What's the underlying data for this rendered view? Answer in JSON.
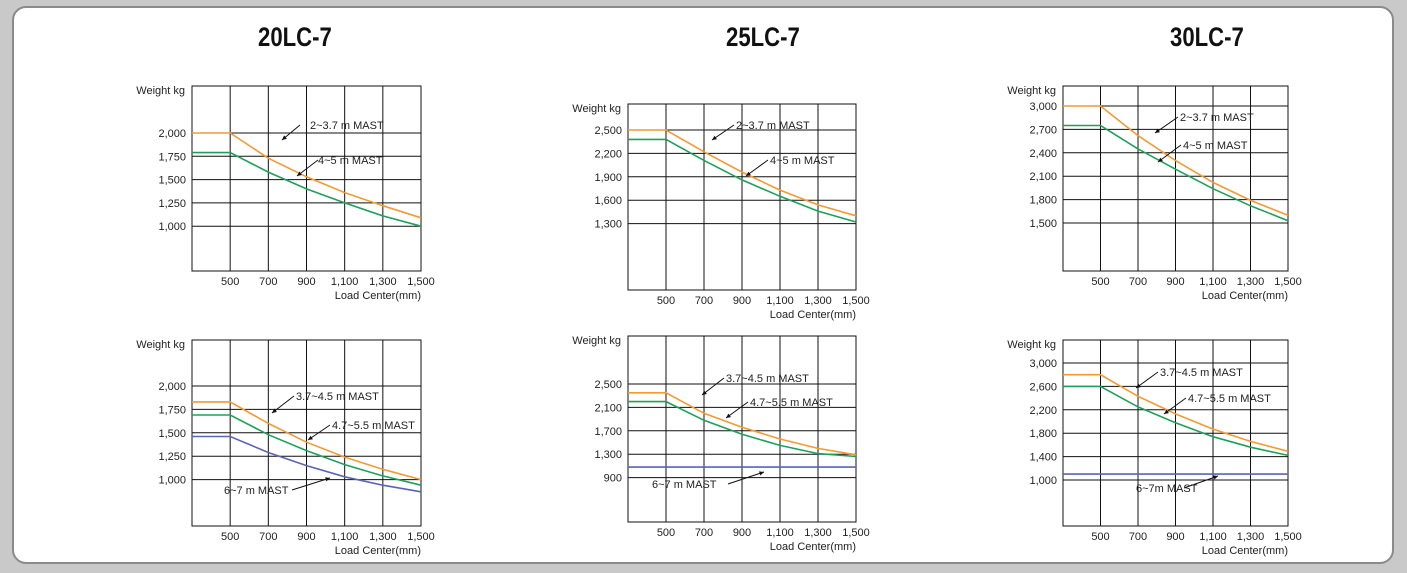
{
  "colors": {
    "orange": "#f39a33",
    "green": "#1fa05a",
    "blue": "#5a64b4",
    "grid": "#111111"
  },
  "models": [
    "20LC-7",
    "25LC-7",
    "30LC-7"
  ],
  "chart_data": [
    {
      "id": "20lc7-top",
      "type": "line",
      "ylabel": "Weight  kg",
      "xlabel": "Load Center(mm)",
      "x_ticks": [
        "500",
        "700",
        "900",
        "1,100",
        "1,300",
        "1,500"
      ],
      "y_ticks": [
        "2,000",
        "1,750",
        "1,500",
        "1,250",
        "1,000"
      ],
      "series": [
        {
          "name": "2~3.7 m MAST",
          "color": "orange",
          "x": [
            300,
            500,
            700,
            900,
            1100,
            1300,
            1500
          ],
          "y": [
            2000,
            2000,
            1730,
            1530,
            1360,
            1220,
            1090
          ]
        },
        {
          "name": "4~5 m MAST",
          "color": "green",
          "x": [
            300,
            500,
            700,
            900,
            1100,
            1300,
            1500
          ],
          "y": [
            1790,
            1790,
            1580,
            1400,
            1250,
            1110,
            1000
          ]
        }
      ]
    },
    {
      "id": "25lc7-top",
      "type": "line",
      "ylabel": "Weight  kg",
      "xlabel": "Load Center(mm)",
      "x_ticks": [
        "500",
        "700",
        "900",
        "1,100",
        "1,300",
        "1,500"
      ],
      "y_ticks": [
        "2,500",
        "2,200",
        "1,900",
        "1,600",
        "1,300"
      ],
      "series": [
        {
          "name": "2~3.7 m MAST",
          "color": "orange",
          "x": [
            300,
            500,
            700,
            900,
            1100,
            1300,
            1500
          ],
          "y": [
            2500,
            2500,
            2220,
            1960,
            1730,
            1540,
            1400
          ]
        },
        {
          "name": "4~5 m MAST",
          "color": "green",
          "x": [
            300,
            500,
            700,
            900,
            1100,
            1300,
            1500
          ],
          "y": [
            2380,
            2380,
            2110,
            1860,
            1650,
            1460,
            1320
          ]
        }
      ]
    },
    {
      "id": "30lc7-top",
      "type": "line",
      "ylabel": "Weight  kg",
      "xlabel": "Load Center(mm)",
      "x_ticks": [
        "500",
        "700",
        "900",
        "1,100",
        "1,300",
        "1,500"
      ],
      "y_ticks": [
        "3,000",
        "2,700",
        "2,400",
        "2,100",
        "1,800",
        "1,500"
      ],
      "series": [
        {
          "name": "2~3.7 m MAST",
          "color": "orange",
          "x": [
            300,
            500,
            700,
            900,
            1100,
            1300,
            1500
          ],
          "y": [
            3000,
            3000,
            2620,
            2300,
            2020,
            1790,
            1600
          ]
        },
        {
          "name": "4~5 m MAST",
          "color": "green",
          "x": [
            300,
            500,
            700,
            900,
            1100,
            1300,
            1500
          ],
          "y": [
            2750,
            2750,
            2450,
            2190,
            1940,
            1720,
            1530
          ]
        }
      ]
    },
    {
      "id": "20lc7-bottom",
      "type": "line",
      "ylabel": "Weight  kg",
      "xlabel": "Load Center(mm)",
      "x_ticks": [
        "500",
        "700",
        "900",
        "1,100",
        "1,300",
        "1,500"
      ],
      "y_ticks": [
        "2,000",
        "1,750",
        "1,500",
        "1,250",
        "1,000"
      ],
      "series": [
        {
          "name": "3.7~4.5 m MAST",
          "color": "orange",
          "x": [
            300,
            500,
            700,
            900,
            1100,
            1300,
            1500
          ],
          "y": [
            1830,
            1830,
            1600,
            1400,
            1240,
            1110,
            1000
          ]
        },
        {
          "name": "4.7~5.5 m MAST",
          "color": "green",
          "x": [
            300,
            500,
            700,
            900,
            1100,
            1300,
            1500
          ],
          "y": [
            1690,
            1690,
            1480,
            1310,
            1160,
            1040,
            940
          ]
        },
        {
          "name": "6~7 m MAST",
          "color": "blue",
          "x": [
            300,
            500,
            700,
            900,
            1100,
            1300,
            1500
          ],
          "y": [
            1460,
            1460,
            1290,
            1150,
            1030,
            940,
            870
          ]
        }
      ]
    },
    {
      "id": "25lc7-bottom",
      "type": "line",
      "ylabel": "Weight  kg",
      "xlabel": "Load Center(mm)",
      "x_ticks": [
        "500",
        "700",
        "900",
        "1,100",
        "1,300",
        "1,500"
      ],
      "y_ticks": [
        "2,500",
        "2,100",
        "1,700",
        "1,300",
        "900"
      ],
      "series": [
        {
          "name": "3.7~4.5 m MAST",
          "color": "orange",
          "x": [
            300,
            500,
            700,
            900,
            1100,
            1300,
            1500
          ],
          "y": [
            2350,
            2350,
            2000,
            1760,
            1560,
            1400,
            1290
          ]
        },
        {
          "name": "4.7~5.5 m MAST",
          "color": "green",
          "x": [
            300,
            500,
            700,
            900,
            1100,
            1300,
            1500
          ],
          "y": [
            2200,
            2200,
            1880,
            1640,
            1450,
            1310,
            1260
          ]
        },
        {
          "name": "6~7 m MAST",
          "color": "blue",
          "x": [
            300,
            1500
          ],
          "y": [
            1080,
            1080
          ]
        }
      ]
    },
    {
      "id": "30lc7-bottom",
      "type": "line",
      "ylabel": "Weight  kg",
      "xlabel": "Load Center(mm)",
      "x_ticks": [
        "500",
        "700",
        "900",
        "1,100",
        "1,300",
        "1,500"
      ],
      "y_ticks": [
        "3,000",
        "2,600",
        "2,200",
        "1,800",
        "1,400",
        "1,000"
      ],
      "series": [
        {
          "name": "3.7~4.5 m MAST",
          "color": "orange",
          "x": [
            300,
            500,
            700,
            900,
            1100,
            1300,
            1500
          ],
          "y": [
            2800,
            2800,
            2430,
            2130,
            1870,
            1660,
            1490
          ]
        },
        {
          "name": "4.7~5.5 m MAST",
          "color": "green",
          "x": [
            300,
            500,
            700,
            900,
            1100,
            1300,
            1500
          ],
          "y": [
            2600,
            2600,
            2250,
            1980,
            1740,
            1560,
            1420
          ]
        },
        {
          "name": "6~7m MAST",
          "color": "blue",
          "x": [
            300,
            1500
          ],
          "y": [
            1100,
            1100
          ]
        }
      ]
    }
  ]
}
☆ ☆ ☆ ☆
### Stated exercise
Set down every entry word for word, but omit the pictures.

### Task solution
What's the underlying data for this rendered view? Answer in JSON.
{
  "colors": {
    "orange": "#f39a33",
    "green": "#1fa05a",
    "blue": "#5a64b4",
    "grid": "#111111"
  },
  "models": [
    "20LC-7",
    "25LC-7",
    "30LC-7"
  ],
  "chart_data": [
    {
      "id": "20lc7-top",
      "type": "line",
      "ylabel": "Weight  kg",
      "xlabel": "Load Center(mm)",
      "x_ticks": [
        "500",
        "700",
        "900",
        "1,100",
        "1,300",
        "1,500"
      ],
      "y_ticks": [
        "2,000",
        "1,750",
        "1,500",
        "1,250",
        "1,000"
      ],
      "series": [
        {
          "name": "2~3.7 m MAST",
          "color": "orange",
          "x": [
            300,
            500,
            700,
            900,
            1100,
            1300,
            1500
          ],
          "y": [
            2000,
            2000,
            1730,
            1530,
            1360,
            1220,
            1090
          ]
        },
        {
          "name": "4~5 m MAST",
          "color": "green",
          "x": [
            300,
            500,
            700,
            900,
            1100,
            1300,
            1500
          ],
          "y": [
            1790,
            1790,
            1580,
            1400,
            1250,
            1110,
            1000
          ]
        }
      ]
    },
    {
      "id": "25lc7-top",
      "type": "line",
      "ylabel": "Weight  kg",
      "xlabel": "Load Center(mm)",
      "x_ticks": [
        "500",
        "700",
        "900",
        "1,100",
        "1,300",
        "1,500"
      ],
      "y_ticks": [
        "2,500",
        "2,200",
        "1,900",
        "1,600",
        "1,300"
      ],
      "series": [
        {
          "name": "2~3.7 m MAST",
          "color": "orange",
          "x": [
            300,
            500,
            700,
            900,
            1100,
            1300,
            1500
          ],
          "y": [
            2500,
            2500,
            2220,
            1960,
            1730,
            1540,
            1400
          ]
        },
        {
          "name": "4~5 m MAST",
          "color": "green",
          "x": [
            300,
            500,
            700,
            900,
            1100,
            1300,
            1500
          ],
          "y": [
            2380,
            2380,
            2110,
            1860,
            1650,
            1460,
            1320
          ]
        }
      ]
    },
    {
      "id": "30lc7-top",
      "type": "line",
      "ylabel": "Weight  kg",
      "xlabel": "Load Center(mm)",
      "x_ticks": [
        "500",
        "700",
        "900",
        "1,100",
        "1,300",
        "1,500"
      ],
      "y_ticks": [
        "3,000",
        "2,700",
        "2,400",
        "2,100",
        "1,800",
        "1,500"
      ],
      "series": [
        {
          "name": "2~3.7 m MAST",
          "color": "orange",
          "x": [
            300,
            500,
            700,
            900,
            1100,
            1300,
            1500
          ],
          "y": [
            3000,
            3000,
            2620,
            2300,
            2020,
            1790,
            1600
          ]
        },
        {
          "name": "4~5 m MAST",
          "color": "green",
          "x": [
            300,
            500,
            700,
            900,
            1100,
            1300,
            1500
          ],
          "y": [
            2750,
            2750,
            2450,
            2190,
            1940,
            1720,
            1530
          ]
        }
      ]
    },
    {
      "id": "20lc7-bottom",
      "type": "line",
      "ylabel": "Weight  kg",
      "xlabel": "Load Center(mm)",
      "x_ticks": [
        "500",
        "700",
        "900",
        "1,100",
        "1,300",
        "1,500"
      ],
      "y_ticks": [
        "2,000",
        "1,750",
        "1,500",
        "1,250",
        "1,000"
      ],
      "series": [
        {
          "name": "3.7~4.5 m MAST",
          "color": "orange",
          "x": [
            300,
            500,
            700,
            900,
            1100,
            1300,
            1500
          ],
          "y": [
            1830,
            1830,
            1600,
            1400,
            1240,
            1110,
            1000
          ]
        },
        {
          "name": "4.7~5.5 m MAST",
          "color": "green",
          "x": [
            300,
            500,
            700,
            900,
            1100,
            1300,
            1500
          ],
          "y": [
            1690,
            1690,
            1480,
            1310,
            1160,
            1040,
            940
          ]
        },
        {
          "name": "6~7 m MAST",
          "color": "blue",
          "x": [
            300,
            500,
            700,
            900,
            1100,
            1300,
            1500
          ],
          "y": [
            1460,
            1460,
            1290,
            1150,
            1030,
            940,
            870
          ]
        }
      ]
    },
    {
      "id": "25lc7-bottom",
      "type": "line",
      "ylabel": "Weight  kg",
      "xlabel": "Load Center(mm)",
      "x_ticks": [
        "500",
        "700",
        "900",
        "1,100",
        "1,300",
        "1,500"
      ],
      "y_ticks": [
        "2,500",
        "2,100",
        "1,700",
        "1,300",
        "900"
      ],
      "series": [
        {
          "name": "3.7~4.5 m MAST",
          "color": "orange",
          "x": [
            300,
            500,
            700,
            900,
            1100,
            1300,
            1500
          ],
          "y": [
            2350,
            2350,
            2000,
            1760,
            1560,
            1400,
            1290
          ]
        },
        {
          "name": "4.7~5.5 m MAST",
          "color": "green",
          "x": [
            300,
            500,
            700,
            900,
            1100,
            1300,
            1500
          ],
          "y": [
            2200,
            2200,
            1880,
            1640,
            1450,
            1310,
            1260
          ]
        },
        {
          "name": "6~7 m MAST",
          "color": "blue",
          "x": [
            300,
            1500
          ],
          "y": [
            1080,
            1080
          ]
        }
      ]
    },
    {
      "id": "30lc7-bottom",
      "type": "line",
      "ylabel": "Weight  kg",
      "xlabel": "Load Center(mm)",
      "x_ticks": [
        "500",
        "700",
        "900",
        "1,100",
        "1,300",
        "1,500"
      ],
      "y_ticks": [
        "3,000",
        "2,600",
        "2,200",
        "1,800",
        "1,400",
        "1,000"
      ],
      "series": [
        {
          "name": "3.7~4.5 m MAST",
          "color": "orange",
          "x": [
            300,
            500,
            700,
            900,
            1100,
            1300,
            1500
          ],
          "y": [
            2800,
            2800,
            2430,
            2130,
            1870,
            1660,
            1490
          ]
        },
        {
          "name": "4.7~5.5 m MAST",
          "color": "green",
          "x": [
            300,
            500,
            700,
            900,
            1100,
            1300,
            1500
          ],
          "y": [
            2600,
            2600,
            2250,
            1980,
            1740,
            1560,
            1420
          ]
        },
        {
          "name": "6~7m MAST",
          "color": "blue",
          "x": [
            300,
            1500
          ],
          "y": [
            1100,
            1100
          ]
        }
      ]
    }
  ]
}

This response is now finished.